EXERCISE DESCRIPTION → Repeat every line of the listing below exactly, minus the pictures.

begin TASK INPUT

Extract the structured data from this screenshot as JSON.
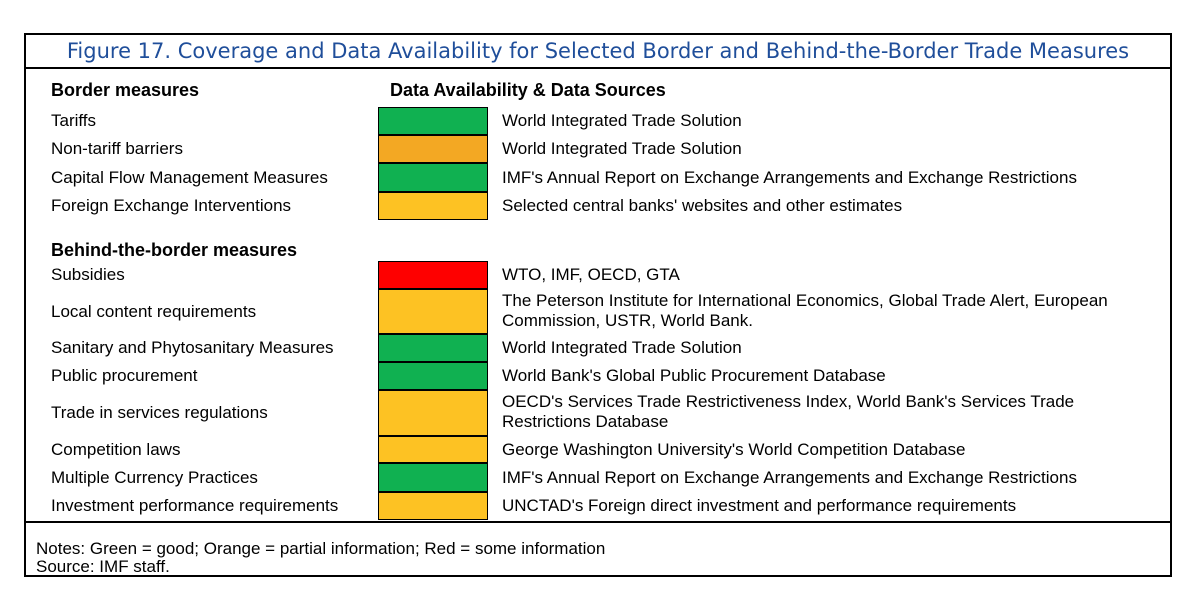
{
  "title": "Figure 17. Coverage and Data Availability for Selected Border and Behind-the-Border Trade Measures",
  "headers": {
    "border": "Border measures",
    "availability": "Data Availability & Data Sources",
    "behind": "Behind-the-border measures"
  },
  "colors": {
    "green": "#10b151",
    "orange": "#f3a823",
    "yellow": "#fdc223",
    "red": "#fe0000",
    "title_blue": "#1f4e9a"
  },
  "border_rows": [
    {
      "label": "Tariffs",
      "status": "green",
      "source": "World Integrated Trade Solution"
    },
    {
      "label": "Non-tariff barriers",
      "status": "orange",
      "source": "World Integrated Trade Solution"
    },
    {
      "label": "Capital Flow Management Measures",
      "status": "green",
      "source": "IMF's Annual Report on Exchange Arrangements and Exchange Restrictions"
    },
    {
      "label": "Foreign Exchange Interventions",
      "status": "yellow",
      "source": "Selected central banks' websites and other estimates"
    }
  ],
  "behind_rows": [
    {
      "label": "Subsidies",
      "status": "red",
      "source": "WTO, IMF, OECD, GTA"
    },
    {
      "label": "Local content requirements",
      "status": "yellow",
      "source": "The Peterson Institute for International Economics, Global Trade Alert, European Commission, USTR, World Bank."
    },
    {
      "label": "Sanitary and Phytosanitary Measures",
      "status": "green",
      "source": "World Integrated Trade Solution"
    },
    {
      "label": "Public procurement",
      "status": "green",
      "source": "World Bank's Global Public Procurement Database"
    },
    {
      "label": "Trade in services regulations",
      "status": "yellow",
      "source": "OECD's Services Trade Restrictiveness Index, World Bank's Services Trade Restrictions Database"
    },
    {
      "label": "Competition laws",
      "status": "yellow",
      "source": "George Washington University's World Competition Database"
    },
    {
      "label": "Multiple Currency Practices",
      "status": "green",
      "source": "IMF's Annual Report on Exchange Arrangements and Exchange Restrictions"
    },
    {
      "label": "Investment performance requirements",
      "status": "yellow",
      "source": "UNCTAD's Foreign direct investment and performance requirements"
    }
  ],
  "notes": "Notes: Green = good; Orange = partial information; Red = some information",
  "source": "Source: IMF staff."
}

end TASK INPUT

THE REPLY →
Extract the structured data from this screenshot as JSON.
{
  "title": "Figure 17. Coverage and Data Availability for Selected Border and Behind-the-Border Trade Measures",
  "headers": {
    "border": "Border measures",
    "availability": "Data Availability & Data Sources",
    "behind": "Behind-the-border measures"
  },
  "colors": {
    "green": "#10b151",
    "orange": "#f3a823",
    "yellow": "#fdc223",
    "red": "#fe0000",
    "title_blue": "#1f4e9a"
  },
  "border_rows": [
    {
      "label": "Tariffs",
      "status": "green",
      "source": "World Integrated Trade Solution"
    },
    {
      "label": "Non-tariff barriers",
      "status": "orange",
      "source": "World Integrated Trade Solution"
    },
    {
      "label": "Capital Flow Management Measures",
      "status": "green",
      "source": "IMF's Annual Report on Exchange Arrangements and Exchange Restrictions"
    },
    {
      "label": "Foreign Exchange Interventions",
      "status": "yellow",
      "source": "Selected central banks' websites and other estimates"
    }
  ],
  "behind_rows": [
    {
      "label": "Subsidies",
      "status": "red",
      "source": "WTO, IMF, OECD, GTA"
    },
    {
      "label": "Local content requirements",
      "status": "yellow",
      "source": "The Peterson Institute for International Economics, Global Trade Alert, European Commission, USTR, World Bank."
    },
    {
      "label": "Sanitary and Phytosanitary Measures",
      "status": "green",
      "source": "World Integrated Trade Solution"
    },
    {
      "label": "Public procurement",
      "status": "green",
      "source": "World Bank's Global Public Procurement Database"
    },
    {
      "label": "Trade in services regulations",
      "status": "yellow",
      "source": "OECD's Services Trade Restrictiveness Index, World Bank's Services Trade Restrictions Database"
    },
    {
      "label": "Competition laws",
      "status": "yellow",
      "source": "George Washington University's World Competition Database"
    },
    {
      "label": "Multiple Currency Practices",
      "status": "green",
      "source": "IMF's Annual Report on Exchange Arrangements and Exchange Restrictions"
    },
    {
      "label": "Investment performance requirements",
      "status": "yellow",
      "source": "UNCTAD's Foreign direct investment and performance requirements"
    }
  ],
  "notes": "Notes: Green = good; Orange = partial information; Red = some information",
  "source": "Source: IMF staff."
}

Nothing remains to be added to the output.